__Job__. Narrow the data below down to the lines containing "only".

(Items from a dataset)
* Start *

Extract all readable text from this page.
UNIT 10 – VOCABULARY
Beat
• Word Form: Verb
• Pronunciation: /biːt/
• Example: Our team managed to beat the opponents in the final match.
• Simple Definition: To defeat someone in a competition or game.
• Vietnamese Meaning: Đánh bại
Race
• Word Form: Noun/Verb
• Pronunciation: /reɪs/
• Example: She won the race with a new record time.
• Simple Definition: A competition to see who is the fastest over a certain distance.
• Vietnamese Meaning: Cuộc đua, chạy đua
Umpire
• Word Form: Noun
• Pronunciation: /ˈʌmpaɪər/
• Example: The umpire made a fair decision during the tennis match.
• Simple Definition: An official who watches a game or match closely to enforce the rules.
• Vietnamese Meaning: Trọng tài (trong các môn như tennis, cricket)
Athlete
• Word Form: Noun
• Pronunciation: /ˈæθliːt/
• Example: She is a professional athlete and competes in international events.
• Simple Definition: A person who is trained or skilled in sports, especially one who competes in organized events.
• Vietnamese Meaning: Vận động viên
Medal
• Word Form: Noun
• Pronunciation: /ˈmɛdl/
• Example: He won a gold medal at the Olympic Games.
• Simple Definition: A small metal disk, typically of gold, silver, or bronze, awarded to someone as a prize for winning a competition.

* End *
* Start *

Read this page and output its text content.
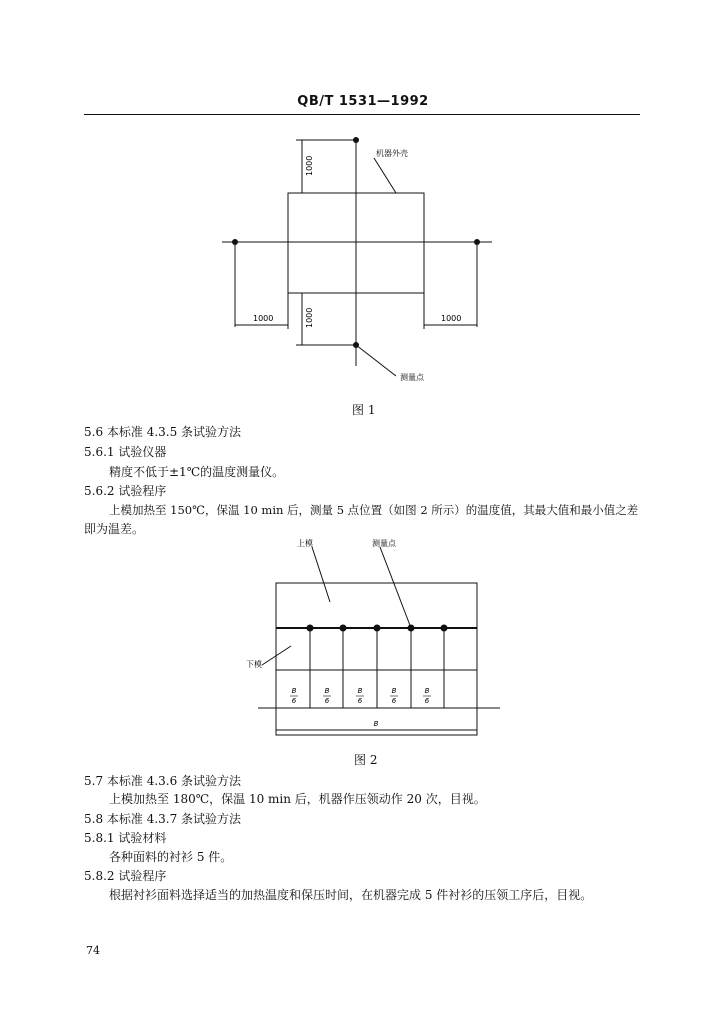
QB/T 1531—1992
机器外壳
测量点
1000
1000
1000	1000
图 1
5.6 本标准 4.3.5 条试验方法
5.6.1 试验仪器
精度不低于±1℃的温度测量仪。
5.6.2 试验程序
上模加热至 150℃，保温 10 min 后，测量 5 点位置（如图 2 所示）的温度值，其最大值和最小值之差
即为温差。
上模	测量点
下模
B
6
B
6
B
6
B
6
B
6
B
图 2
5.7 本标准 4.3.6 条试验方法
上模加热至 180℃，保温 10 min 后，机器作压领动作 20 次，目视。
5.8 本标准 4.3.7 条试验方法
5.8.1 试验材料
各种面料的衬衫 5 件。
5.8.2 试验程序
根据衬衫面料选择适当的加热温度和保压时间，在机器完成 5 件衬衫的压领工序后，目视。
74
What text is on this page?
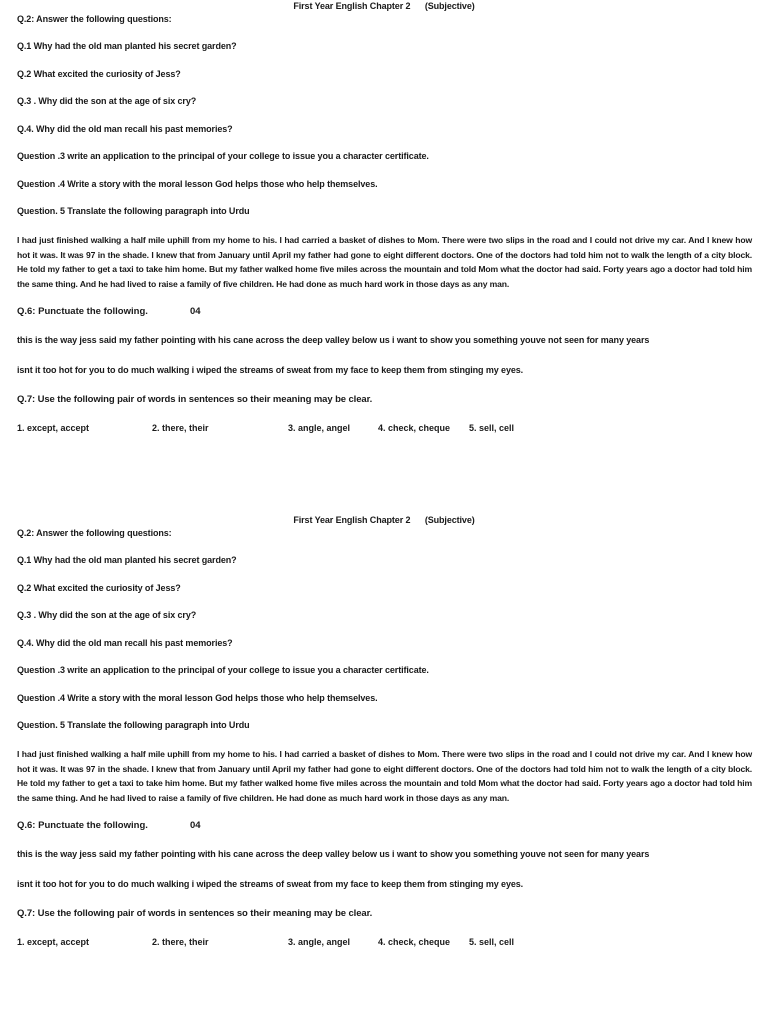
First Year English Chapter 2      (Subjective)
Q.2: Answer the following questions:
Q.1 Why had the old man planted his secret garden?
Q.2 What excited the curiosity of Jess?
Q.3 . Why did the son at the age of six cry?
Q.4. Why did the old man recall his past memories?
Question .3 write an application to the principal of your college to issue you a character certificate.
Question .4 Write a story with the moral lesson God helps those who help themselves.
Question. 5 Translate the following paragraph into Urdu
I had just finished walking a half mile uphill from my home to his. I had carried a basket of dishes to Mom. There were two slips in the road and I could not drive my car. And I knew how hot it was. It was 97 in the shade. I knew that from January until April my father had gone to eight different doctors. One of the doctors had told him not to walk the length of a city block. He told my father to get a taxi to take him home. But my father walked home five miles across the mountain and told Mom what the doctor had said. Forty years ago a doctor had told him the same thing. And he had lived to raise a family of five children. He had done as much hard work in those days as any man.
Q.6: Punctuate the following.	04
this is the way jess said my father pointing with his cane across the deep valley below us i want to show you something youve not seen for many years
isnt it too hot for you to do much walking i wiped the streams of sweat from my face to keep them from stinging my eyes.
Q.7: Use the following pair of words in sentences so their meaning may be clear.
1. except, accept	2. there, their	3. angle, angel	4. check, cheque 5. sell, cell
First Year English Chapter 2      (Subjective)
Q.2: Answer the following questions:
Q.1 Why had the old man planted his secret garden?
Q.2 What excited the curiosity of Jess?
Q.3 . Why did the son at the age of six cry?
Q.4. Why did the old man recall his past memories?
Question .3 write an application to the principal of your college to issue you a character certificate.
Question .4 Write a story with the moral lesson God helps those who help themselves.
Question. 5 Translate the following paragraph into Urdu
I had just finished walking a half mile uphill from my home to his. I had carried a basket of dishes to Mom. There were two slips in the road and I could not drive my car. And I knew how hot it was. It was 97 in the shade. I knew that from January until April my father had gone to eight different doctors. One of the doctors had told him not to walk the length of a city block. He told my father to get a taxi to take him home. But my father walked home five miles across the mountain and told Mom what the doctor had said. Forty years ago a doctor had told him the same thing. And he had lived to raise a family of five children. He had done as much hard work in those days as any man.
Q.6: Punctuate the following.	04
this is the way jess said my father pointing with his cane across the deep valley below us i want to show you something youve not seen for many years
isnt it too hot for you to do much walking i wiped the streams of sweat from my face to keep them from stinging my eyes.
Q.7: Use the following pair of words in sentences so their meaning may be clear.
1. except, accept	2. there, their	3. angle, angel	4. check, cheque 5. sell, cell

* End *
* Start *

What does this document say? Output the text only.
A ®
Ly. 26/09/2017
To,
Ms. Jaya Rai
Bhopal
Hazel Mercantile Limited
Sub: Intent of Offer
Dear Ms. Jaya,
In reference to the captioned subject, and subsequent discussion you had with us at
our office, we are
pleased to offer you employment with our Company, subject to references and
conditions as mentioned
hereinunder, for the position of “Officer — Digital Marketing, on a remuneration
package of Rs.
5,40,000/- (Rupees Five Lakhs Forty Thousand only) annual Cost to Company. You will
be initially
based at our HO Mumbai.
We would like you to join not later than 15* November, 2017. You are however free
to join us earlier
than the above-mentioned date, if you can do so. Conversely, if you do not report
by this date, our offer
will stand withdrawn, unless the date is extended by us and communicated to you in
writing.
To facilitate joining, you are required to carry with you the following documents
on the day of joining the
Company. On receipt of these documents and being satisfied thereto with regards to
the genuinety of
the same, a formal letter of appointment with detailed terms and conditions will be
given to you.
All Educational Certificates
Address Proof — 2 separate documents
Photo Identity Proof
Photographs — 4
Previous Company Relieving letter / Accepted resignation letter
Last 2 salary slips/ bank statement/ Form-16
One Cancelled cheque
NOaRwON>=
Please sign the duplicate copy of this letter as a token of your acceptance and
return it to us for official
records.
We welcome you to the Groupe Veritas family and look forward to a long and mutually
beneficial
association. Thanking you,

* End *

__Task output__.
What does this document say? Output the text only.
5,40,000/- (Rupees Five Lakhs Forty Thousand only) annual Cost to Company. You will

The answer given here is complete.